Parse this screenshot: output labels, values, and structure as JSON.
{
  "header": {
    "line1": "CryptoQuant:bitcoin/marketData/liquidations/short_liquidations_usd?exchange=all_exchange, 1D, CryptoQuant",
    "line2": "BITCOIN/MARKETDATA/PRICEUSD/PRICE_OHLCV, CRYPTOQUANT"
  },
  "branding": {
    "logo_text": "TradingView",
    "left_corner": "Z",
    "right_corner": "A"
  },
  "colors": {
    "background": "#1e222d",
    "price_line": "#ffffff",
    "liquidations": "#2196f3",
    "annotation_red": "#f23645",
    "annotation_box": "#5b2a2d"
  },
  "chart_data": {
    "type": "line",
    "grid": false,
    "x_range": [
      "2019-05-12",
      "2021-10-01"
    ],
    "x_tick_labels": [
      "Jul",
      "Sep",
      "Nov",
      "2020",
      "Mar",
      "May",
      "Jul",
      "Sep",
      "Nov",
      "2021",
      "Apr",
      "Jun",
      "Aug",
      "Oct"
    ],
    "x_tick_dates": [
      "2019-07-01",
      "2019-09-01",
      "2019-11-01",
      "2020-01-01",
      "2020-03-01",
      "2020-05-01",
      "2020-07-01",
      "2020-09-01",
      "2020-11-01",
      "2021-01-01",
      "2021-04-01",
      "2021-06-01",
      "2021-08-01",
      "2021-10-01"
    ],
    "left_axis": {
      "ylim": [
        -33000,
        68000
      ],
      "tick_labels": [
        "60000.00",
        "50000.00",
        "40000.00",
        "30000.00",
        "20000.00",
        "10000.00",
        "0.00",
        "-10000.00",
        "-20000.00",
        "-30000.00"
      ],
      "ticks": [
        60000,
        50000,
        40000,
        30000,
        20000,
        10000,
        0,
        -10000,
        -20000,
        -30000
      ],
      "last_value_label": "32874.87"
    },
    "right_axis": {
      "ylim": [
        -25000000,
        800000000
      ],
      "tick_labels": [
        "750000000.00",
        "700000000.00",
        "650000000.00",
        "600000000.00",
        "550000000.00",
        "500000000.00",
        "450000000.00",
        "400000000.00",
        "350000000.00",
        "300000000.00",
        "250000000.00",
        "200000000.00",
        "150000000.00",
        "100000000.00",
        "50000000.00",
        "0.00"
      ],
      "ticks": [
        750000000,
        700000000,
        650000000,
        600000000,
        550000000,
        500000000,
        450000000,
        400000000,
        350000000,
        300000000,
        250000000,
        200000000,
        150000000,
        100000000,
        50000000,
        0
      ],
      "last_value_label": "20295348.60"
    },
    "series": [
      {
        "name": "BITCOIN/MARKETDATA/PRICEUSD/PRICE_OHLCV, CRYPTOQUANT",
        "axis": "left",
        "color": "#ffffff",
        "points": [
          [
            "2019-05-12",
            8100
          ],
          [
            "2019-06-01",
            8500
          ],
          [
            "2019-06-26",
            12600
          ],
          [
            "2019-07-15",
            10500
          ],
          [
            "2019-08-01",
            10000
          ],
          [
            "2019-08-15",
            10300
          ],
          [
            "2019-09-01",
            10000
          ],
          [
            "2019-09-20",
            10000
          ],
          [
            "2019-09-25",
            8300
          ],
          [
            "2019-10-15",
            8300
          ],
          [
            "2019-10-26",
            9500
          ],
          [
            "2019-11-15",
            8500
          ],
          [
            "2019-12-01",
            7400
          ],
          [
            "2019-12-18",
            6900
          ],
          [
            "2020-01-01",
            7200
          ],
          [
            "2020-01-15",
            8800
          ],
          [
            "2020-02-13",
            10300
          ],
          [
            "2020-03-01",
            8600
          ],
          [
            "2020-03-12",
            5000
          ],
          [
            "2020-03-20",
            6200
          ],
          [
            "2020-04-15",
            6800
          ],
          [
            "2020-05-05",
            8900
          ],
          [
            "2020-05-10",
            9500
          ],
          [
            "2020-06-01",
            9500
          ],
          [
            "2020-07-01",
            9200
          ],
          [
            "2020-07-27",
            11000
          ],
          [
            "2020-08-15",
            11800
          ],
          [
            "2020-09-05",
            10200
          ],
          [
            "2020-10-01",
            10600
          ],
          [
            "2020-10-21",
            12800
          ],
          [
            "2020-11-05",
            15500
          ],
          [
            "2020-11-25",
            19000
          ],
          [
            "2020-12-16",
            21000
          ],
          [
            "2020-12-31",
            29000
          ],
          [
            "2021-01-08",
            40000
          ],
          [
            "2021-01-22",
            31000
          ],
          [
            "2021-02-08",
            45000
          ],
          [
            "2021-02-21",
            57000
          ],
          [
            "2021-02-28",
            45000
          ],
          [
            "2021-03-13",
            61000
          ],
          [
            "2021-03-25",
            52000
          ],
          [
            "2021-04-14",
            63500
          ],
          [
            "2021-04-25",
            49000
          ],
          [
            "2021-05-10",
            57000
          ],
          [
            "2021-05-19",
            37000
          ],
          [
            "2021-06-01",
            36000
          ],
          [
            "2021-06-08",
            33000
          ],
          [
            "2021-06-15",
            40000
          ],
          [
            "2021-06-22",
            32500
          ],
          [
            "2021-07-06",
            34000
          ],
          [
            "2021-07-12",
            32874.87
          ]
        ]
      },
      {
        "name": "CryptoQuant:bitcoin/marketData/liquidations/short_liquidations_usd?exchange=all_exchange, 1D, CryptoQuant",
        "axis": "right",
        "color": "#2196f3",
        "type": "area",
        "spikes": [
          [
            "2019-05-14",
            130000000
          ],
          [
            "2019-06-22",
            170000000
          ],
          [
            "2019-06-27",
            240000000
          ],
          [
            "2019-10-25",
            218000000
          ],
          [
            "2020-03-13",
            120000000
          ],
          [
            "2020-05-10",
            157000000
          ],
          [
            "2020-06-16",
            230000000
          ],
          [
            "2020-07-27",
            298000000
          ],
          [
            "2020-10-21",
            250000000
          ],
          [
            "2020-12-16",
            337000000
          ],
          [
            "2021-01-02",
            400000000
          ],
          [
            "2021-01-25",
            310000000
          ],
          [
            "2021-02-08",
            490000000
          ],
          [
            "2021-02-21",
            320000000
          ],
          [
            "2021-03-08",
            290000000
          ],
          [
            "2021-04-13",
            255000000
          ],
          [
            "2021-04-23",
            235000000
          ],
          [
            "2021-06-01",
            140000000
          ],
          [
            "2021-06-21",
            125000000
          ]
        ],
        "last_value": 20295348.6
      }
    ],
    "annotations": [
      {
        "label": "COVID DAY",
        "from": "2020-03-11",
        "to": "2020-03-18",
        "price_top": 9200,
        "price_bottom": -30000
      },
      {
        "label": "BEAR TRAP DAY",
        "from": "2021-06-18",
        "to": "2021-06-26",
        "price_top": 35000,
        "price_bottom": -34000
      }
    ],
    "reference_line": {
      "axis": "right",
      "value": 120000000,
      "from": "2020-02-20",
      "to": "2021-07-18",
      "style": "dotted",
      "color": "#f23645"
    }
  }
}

---------------

Your goal: Exactly reproduce every line of the data above.

Response:
Parse this screenshot: output labels, values, and structure as JSON.
{
  "header": {
    "line1": "CryptoQuant:bitcoin/marketData/liquidations/short_liquidations_usd?exchange=all_exchange, 1D, CryptoQuant",
    "line2": "BITCOIN/MARKETDATA/PRICEUSD/PRICE_OHLCV, CRYPTOQUANT"
  },
  "branding": {
    "logo_text": "TradingView",
    "left_corner": "Z",
    "right_corner": "A"
  },
  "colors": {
    "background": "#1e222d",
    "price_line": "#ffffff",
    "liquidations": "#2196f3",
    "annotation_red": "#f23645",
    "annotation_box": "#5b2a2d"
  },
  "chart_data": {
    "type": "line",
    "grid": false,
    "x_range": [
      "2019-05-12",
      "2021-10-01"
    ],
    "x_tick_labels": [
      "Jul",
      "Sep",
      "Nov",
      "2020",
      "Mar",
      "May",
      "Jul",
      "Sep",
      "Nov",
      "2021",
      "Apr",
      "Jun",
      "Aug",
      "Oct"
    ],
    "x_tick_dates": [
      "2019-07-01",
      "2019-09-01",
      "2019-11-01",
      "2020-01-01",
      "2020-03-01",
      "2020-05-01",
      "2020-07-01",
      "2020-09-01",
      "2020-11-01",
      "2021-01-01",
      "2021-04-01",
      "2021-06-01",
      "2021-08-01",
      "2021-10-01"
    ],
    "left_axis": {
      "ylim": [
        -33000,
        68000
      ],
      "tick_labels": [
        "60000.00",
        "50000.00",
        "40000.00",
        "30000.00",
        "20000.00",
        "10000.00",
        "0.00",
        "-10000.00",
        "-20000.00",
        "-30000.00"
      ],
      "ticks": [
        60000,
        50000,
        40000,
        30000,
        20000,
        10000,
        0,
        -10000,
        -20000,
        -30000
      ],
      "last_value_label": "32874.87"
    },
    "right_axis": {
      "ylim": [
        -25000000,
        800000000
      ],
      "tick_labels": [
        "750000000.00",
        "700000000.00",
        "650000000.00",
        "600000000.00",
        "550000000.00",
        "500000000.00",
        "450000000.00",
        "400000000.00",
        "350000000.00",
        "300000000.00",
        "250000000.00",
        "200000000.00",
        "150000000.00",
        "100000000.00",
        "50000000.00",
        "0.00"
      ],
      "ticks": [
        750000000,
        700000000,
        650000000,
        600000000,
        550000000,
        500000000,
        450000000,
        400000000,
        350000000,
        300000000,
        250000000,
        200000000,
        150000000,
        100000000,
        50000000,
        0
      ],
      "last_value_label": "20295348.60"
    },
    "series": [
      {
        "name": "BITCOIN/MARKETDATA/PRICEUSD/PRICE_OHLCV, CRYPTOQUANT",
        "axis": "left",
        "color": "#ffffff",
        "points": [
          [
            "2019-05-12",
            8100
          ],
          [
            "2019-06-01",
            8500
          ],
          [
            "2019-06-26",
            12600
          ],
          [
            "2019-07-15",
            10500
          ],
          [
            "2019-08-01",
            10000
          ],
          [
            "2019-08-15",
            10300
          ],
          [
            "2019-09-01",
            10000
          ],
          [
            "2019-09-20",
            10000
          ],
          [
            "2019-09-25",
            8300
          ],
          [
            "2019-10-15",
            8300
          ],
          [
            "2019-10-26",
            9500
          ],
          [
            "2019-11-15",
            8500
          ],
          [
            "2019-12-01",
            7400
          ],
          [
            "2019-12-18",
            6900
          ],
          [
            "2020-01-01",
            7200
          ],
          [
            "2020-01-15",
            8800
          ],
          [
            "2020-02-13",
            10300
          ],
          [
            "2020-03-01",
            8600
          ],
          [
            "2020-03-12",
            5000
          ],
          [
            "2020-03-20",
            6200
          ],
          [
            "2020-04-15",
            6800
          ],
          [
            "2020-05-05",
            8900
          ],
          [
            "2020-05-10",
            9500
          ],
          [
            "2020-06-01",
            9500
          ],
          [
            "2020-07-01",
            9200
          ],
          [
            "2020-07-27",
            11000
          ],
          [
            "2020-08-15",
            11800
          ],
          [
            "2020-09-05",
            10200
          ],
          [
            "2020-10-01",
            10600
          ],
          [
            "2020-10-21",
            12800
          ],
          [
            "2020-11-05",
            15500
          ],
          [
            "2020-11-25",
            19000
          ],
          [
            "2020-12-16",
            21000
          ],
          [
            "2020-12-31",
            29000
          ],
          [
            "2021-01-08",
            40000
          ],
          [
            "2021-01-22",
            31000
          ],
          [
            "2021-02-08",
            45000
          ],
          [
            "2021-02-21",
            57000
          ],
          [
            "2021-02-28",
            45000
          ],
          [
            "2021-03-13",
            61000
          ],
          [
            "2021-03-25",
            52000
          ],
          [
            "2021-04-14",
            63500
          ],
          [
            "2021-04-25",
            49000
          ],
          [
            "2021-05-10",
            57000
          ],
          [
            "2021-05-19",
            37000
          ],
          [
            "2021-06-01",
            36000
          ],
          [
            "2021-06-08",
            33000
          ],
          [
            "2021-06-15",
            40000
          ],
          [
            "2021-06-22",
            32500
          ],
          [
            "2021-07-06",
            34000
          ],
          [
            "2021-07-12",
            32874.87
          ]
        ]
      },
      {
        "name": "CryptoQuant:bitcoin/marketData/liquidations/short_liquidations_usd?exchange=all_exchange, 1D, CryptoQuant",
        "axis": "right",
        "color": "#2196f3",
        "type": "area",
        "spikes": [
          [
            "2019-05-14",
            130000000
          ],
          [
            "2019-06-22",
            170000000
          ],
          [
            "2019-06-27",
            240000000
          ],
          [
            "2019-10-25",
            218000000
          ],
          [
            "2020-03-13",
            120000000
          ],
          [
            "2020-05-10",
            157000000
          ],
          [
            "2020-06-16",
            230000000
          ],
          [
            "2020-07-27",
            298000000
          ],
          [
            "2020-10-21",
            250000000
          ],
          [
            "2020-12-16",
            337000000
          ],
          [
            "2021-01-02",
            400000000
          ],
          [
            "2021-01-25",
            310000000
          ],
          [
            "2021-02-08",
            490000000
          ],
          [
            "2021-02-21",
            320000000
          ],
          [
            "2021-03-08",
            290000000
          ],
          [
            "2021-04-13",
            255000000
          ],
          [
            "2021-04-23",
            235000000
          ],
          [
            "2021-06-01",
            140000000
          ],
          [
            "2021-06-21",
            125000000
          ]
        ],
        "last_value": 20295348.6
      }
    ],
    "annotations": [
      {
        "label": "COVID DAY",
        "from": "2020-03-11",
        "to": "2020-03-18",
        "price_top": 9200,
        "price_bottom": -30000
      },
      {
        "label": "BEAR TRAP DAY",
        "from": "2021-06-18",
        "to": "2021-06-26",
        "price_top": 35000,
        "price_bottom": -34000
      }
    ],
    "reference_line": {
      "axis": "right",
      "value": 120000000,
      "from": "2020-02-20",
      "to": "2021-07-18",
      "style": "dotted",
      "color": "#f23645"
    }
  }
}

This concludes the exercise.